Start of PROVIDED RECORDS

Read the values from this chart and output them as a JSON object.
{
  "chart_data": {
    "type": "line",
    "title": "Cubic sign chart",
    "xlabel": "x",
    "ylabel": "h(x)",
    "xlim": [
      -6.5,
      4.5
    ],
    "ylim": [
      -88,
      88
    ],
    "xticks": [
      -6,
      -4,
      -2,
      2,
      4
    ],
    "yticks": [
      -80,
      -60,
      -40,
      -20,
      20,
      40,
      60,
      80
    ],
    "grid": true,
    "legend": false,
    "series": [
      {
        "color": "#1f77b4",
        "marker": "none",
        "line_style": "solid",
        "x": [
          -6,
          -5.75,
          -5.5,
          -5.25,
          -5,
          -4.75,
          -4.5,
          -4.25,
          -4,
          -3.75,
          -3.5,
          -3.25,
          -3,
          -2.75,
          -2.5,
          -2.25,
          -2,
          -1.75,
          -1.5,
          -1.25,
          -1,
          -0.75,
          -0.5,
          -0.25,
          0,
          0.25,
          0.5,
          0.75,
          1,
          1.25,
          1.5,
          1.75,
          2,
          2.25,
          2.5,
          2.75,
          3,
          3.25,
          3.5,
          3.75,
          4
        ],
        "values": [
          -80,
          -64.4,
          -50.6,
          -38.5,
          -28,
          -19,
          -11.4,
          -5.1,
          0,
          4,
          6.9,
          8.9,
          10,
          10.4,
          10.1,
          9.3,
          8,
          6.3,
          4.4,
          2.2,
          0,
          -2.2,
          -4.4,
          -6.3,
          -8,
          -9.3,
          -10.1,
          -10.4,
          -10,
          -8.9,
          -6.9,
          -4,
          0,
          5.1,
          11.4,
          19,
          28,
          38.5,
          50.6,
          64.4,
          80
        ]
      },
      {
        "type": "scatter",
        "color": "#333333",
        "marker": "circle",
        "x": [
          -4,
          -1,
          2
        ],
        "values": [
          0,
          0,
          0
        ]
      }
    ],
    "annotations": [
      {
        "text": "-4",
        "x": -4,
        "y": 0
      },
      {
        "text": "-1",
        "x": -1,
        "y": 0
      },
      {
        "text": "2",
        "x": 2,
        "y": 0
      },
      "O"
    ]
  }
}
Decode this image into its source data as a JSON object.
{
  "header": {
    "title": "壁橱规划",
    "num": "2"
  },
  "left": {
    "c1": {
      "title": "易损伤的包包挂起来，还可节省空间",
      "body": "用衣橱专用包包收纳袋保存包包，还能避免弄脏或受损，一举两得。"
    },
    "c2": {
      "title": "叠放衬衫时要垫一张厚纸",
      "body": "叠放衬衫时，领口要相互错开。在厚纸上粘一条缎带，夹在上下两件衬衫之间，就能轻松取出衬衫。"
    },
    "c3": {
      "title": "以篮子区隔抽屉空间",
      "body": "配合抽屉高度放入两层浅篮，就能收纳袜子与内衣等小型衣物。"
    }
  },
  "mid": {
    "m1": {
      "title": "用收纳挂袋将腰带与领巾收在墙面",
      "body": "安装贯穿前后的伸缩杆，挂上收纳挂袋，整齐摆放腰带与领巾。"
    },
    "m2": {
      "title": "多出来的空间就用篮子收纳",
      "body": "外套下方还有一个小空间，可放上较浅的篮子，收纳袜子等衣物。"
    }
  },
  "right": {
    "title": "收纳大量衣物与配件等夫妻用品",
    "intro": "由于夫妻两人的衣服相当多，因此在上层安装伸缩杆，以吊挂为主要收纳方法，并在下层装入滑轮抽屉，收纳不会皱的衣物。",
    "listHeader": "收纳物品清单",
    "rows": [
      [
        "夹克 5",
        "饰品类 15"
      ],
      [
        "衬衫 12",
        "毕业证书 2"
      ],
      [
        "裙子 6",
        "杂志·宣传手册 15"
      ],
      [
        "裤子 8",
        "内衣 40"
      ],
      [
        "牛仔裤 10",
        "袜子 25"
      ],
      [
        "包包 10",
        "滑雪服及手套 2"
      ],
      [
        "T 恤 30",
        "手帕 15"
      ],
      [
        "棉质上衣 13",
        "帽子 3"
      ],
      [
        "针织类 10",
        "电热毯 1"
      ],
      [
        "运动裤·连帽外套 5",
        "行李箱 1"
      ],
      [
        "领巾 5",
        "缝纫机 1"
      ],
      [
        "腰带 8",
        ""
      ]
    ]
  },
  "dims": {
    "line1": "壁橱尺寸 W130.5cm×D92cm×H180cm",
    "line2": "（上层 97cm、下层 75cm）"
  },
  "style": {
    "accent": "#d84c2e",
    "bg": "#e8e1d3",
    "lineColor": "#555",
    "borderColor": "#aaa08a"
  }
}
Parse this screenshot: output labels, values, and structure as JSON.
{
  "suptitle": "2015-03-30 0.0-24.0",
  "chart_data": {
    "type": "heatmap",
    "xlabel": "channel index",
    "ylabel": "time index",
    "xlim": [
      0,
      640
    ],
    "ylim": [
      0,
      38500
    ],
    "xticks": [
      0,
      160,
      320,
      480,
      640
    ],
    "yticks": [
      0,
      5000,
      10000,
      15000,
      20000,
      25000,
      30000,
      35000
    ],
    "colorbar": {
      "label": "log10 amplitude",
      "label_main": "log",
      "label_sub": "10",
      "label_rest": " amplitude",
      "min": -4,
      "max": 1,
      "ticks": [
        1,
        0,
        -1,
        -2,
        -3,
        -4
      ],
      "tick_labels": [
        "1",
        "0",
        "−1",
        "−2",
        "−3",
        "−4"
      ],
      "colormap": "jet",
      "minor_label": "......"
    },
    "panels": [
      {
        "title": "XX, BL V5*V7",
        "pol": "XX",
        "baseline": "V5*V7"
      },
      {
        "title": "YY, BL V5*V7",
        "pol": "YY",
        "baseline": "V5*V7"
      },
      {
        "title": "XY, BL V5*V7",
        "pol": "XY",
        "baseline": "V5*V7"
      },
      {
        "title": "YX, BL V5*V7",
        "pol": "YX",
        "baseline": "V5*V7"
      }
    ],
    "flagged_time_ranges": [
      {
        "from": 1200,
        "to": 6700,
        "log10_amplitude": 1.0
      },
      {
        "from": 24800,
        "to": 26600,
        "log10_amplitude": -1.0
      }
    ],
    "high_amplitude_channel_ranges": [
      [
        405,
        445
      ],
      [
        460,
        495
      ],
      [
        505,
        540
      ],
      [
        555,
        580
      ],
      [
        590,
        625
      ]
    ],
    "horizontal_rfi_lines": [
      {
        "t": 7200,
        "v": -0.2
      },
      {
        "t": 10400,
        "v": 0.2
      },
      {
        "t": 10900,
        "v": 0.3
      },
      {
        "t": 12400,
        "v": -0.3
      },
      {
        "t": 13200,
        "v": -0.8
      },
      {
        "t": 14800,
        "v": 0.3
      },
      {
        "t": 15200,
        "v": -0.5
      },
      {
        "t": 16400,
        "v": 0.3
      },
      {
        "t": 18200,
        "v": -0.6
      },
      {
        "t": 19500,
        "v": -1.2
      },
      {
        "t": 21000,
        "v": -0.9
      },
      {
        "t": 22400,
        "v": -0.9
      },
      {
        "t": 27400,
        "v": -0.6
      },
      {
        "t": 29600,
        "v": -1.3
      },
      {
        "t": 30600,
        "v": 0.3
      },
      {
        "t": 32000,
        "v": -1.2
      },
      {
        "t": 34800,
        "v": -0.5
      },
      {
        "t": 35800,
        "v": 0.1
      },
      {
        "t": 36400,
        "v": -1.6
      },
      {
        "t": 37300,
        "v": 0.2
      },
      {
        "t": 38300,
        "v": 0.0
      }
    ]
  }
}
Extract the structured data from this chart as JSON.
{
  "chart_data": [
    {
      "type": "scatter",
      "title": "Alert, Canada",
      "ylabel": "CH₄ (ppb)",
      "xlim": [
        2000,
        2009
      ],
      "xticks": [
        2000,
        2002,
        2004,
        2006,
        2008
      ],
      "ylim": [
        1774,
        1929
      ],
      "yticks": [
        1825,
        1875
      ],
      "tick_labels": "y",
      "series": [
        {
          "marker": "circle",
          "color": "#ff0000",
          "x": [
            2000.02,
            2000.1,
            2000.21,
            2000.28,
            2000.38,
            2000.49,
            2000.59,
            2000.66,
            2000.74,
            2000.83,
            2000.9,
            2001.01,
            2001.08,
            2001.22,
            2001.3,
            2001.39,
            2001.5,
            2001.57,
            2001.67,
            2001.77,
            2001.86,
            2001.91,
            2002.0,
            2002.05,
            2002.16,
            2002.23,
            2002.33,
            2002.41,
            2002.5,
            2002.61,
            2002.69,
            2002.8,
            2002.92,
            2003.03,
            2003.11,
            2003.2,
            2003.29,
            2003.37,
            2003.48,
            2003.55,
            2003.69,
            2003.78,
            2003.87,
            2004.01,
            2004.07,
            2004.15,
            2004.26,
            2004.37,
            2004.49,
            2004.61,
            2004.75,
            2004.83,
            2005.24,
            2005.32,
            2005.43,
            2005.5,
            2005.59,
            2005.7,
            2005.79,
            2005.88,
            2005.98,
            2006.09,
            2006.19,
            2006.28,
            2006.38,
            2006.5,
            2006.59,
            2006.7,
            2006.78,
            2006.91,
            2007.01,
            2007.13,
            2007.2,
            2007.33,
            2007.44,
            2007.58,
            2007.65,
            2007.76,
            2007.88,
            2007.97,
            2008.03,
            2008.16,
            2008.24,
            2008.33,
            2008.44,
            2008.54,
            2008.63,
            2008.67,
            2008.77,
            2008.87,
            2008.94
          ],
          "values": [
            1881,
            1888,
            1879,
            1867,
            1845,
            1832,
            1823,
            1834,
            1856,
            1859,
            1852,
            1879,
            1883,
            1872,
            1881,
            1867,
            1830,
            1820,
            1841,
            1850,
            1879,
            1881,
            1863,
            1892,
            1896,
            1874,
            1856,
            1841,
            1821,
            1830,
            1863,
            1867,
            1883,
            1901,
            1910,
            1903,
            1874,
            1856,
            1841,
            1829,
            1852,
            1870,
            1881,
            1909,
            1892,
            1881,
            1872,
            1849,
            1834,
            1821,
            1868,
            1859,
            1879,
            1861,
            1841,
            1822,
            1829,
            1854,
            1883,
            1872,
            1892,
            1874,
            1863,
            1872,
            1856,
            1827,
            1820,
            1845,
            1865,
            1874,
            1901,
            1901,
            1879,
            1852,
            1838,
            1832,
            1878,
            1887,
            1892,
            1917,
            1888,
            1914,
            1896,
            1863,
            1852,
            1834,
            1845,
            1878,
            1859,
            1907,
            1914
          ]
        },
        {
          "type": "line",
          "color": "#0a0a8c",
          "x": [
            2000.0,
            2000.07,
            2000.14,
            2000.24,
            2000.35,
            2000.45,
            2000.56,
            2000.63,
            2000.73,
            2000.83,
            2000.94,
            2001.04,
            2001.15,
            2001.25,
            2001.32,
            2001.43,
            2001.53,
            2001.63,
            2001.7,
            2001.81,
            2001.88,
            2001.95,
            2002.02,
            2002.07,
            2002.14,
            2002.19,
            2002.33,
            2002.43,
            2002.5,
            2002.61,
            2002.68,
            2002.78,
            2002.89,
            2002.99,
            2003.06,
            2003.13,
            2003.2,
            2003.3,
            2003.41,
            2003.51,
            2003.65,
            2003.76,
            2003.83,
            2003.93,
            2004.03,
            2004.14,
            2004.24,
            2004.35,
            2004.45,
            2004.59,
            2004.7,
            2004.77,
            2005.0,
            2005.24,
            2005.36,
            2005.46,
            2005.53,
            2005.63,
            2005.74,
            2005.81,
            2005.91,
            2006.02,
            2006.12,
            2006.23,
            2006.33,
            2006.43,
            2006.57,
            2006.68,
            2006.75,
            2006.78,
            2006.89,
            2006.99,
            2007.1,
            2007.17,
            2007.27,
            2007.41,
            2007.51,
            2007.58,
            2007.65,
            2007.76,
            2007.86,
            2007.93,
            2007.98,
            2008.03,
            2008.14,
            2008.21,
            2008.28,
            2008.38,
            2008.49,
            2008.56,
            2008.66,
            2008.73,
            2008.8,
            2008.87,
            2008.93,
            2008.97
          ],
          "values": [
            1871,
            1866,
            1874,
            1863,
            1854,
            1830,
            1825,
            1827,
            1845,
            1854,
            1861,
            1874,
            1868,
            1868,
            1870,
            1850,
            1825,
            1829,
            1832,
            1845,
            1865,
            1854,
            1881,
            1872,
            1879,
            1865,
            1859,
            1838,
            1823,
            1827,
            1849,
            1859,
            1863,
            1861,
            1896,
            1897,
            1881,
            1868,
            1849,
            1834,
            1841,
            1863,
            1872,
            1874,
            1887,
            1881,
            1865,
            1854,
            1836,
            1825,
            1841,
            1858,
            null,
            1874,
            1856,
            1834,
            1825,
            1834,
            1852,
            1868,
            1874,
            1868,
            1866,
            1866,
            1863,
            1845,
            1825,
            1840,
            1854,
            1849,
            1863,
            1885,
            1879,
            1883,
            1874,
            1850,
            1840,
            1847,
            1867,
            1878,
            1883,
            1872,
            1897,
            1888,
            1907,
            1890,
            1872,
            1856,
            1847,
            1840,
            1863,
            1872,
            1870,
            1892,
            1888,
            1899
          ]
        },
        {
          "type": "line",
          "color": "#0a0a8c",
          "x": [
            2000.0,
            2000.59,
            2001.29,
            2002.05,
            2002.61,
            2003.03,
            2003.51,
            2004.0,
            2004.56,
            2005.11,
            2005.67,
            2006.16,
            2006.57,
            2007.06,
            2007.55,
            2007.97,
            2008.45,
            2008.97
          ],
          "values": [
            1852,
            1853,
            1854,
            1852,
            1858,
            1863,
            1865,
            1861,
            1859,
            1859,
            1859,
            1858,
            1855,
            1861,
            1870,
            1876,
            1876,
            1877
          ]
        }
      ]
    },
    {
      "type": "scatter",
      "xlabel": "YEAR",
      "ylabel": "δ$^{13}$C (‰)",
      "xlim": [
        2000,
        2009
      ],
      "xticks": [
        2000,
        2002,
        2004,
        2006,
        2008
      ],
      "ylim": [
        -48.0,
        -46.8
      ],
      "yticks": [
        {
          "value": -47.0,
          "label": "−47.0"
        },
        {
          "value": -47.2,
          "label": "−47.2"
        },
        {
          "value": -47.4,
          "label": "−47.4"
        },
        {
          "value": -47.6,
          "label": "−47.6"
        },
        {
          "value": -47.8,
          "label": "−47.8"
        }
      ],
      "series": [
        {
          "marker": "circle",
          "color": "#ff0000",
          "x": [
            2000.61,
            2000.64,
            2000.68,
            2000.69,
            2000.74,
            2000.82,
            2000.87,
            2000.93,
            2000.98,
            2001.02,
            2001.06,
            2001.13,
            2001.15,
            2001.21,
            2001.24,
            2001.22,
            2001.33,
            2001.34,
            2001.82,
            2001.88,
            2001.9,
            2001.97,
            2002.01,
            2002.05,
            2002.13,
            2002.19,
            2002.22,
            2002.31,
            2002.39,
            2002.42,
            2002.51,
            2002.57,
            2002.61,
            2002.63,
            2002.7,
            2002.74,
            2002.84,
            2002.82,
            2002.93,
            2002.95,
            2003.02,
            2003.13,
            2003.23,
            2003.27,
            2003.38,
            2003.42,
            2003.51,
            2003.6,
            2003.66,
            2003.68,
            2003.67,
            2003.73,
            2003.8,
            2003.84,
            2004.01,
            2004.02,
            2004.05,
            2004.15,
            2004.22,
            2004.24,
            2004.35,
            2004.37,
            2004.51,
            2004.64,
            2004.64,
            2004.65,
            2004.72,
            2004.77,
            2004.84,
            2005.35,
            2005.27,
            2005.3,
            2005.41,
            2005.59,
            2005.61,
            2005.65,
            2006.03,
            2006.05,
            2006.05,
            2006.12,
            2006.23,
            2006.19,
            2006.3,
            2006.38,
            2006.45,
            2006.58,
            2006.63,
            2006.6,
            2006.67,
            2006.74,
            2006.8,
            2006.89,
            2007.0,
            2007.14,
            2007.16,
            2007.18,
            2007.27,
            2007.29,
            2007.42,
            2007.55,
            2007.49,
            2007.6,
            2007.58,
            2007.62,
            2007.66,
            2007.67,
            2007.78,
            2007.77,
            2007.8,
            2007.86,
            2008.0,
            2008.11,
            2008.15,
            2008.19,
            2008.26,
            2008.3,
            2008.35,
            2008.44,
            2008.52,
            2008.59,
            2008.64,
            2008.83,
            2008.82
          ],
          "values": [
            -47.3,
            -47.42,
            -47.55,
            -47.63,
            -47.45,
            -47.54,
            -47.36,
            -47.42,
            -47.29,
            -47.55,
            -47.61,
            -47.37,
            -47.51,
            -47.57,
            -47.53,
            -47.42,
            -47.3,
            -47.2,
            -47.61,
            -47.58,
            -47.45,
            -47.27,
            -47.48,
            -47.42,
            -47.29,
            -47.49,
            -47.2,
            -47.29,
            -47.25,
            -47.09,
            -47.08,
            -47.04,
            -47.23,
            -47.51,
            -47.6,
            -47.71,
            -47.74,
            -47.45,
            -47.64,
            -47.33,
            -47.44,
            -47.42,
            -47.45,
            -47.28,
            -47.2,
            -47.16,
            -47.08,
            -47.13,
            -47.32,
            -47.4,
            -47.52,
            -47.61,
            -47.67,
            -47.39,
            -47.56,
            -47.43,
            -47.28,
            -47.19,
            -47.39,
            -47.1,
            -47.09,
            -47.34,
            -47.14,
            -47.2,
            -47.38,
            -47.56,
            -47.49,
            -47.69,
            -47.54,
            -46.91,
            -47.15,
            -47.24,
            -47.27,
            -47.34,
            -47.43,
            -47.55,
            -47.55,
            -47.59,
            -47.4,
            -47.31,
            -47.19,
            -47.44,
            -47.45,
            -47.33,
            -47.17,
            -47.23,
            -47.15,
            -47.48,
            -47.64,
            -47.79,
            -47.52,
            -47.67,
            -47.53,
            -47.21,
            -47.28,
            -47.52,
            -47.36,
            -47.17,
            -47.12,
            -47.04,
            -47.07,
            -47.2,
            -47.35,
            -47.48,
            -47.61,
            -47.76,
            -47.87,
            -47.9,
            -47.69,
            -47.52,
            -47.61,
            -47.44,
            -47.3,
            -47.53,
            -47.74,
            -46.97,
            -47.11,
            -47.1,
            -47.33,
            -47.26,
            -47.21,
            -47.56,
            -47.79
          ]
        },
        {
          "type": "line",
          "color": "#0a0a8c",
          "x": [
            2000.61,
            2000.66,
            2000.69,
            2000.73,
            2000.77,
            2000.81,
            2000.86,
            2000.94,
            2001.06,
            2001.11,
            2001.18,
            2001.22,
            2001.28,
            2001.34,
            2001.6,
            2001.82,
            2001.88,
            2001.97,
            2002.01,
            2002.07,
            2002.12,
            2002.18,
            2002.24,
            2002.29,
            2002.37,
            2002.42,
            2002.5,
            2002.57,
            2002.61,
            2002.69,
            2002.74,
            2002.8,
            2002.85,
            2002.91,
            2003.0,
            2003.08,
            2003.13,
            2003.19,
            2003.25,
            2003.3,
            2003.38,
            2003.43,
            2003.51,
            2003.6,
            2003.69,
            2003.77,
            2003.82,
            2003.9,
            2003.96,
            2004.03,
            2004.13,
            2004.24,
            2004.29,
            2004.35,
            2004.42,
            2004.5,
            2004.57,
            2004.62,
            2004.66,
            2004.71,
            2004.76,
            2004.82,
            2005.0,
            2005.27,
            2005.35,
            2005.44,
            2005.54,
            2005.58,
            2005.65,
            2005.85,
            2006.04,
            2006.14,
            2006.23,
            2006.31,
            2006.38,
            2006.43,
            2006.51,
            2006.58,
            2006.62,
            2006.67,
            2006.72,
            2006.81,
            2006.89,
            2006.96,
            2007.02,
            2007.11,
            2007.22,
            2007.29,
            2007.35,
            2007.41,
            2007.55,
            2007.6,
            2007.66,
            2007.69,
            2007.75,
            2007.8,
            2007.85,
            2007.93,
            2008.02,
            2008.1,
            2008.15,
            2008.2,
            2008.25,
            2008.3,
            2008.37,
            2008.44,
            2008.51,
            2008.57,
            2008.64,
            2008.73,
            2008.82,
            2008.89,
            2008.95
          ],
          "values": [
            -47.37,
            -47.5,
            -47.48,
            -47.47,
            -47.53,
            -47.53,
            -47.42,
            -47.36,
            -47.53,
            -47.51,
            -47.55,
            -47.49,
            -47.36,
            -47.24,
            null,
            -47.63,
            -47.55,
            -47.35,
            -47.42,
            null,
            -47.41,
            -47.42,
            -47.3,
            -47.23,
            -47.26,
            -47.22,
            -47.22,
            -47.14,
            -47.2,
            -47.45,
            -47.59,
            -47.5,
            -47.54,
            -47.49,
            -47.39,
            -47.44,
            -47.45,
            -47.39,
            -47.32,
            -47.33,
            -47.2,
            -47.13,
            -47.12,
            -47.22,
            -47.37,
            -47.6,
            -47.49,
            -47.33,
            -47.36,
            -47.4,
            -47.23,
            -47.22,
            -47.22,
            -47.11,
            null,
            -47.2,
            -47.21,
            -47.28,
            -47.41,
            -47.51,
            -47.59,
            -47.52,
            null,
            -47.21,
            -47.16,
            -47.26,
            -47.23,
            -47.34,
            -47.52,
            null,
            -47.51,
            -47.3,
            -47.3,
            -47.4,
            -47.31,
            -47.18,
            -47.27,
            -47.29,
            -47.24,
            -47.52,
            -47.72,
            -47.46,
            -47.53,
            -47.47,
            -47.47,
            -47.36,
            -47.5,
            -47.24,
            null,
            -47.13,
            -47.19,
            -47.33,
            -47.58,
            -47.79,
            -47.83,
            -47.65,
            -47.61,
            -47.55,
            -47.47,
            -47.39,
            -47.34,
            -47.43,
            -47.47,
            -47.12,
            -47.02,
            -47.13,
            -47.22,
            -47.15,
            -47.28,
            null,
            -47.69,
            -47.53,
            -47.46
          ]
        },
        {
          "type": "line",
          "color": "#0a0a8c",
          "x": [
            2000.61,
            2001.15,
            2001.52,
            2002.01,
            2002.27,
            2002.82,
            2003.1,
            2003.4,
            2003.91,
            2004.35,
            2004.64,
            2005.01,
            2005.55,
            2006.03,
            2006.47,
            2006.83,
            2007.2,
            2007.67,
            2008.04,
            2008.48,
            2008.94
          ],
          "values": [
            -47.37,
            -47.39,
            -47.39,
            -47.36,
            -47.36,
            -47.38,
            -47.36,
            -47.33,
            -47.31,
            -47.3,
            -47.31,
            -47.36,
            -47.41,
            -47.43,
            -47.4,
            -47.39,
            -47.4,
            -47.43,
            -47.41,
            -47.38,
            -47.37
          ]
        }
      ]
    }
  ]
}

End of PROVIDED RECORDS

* [OBJECTIVE]:
Give only the number of lines in the records that contain the string "xlabel".

* [FINAL RESULT]:
3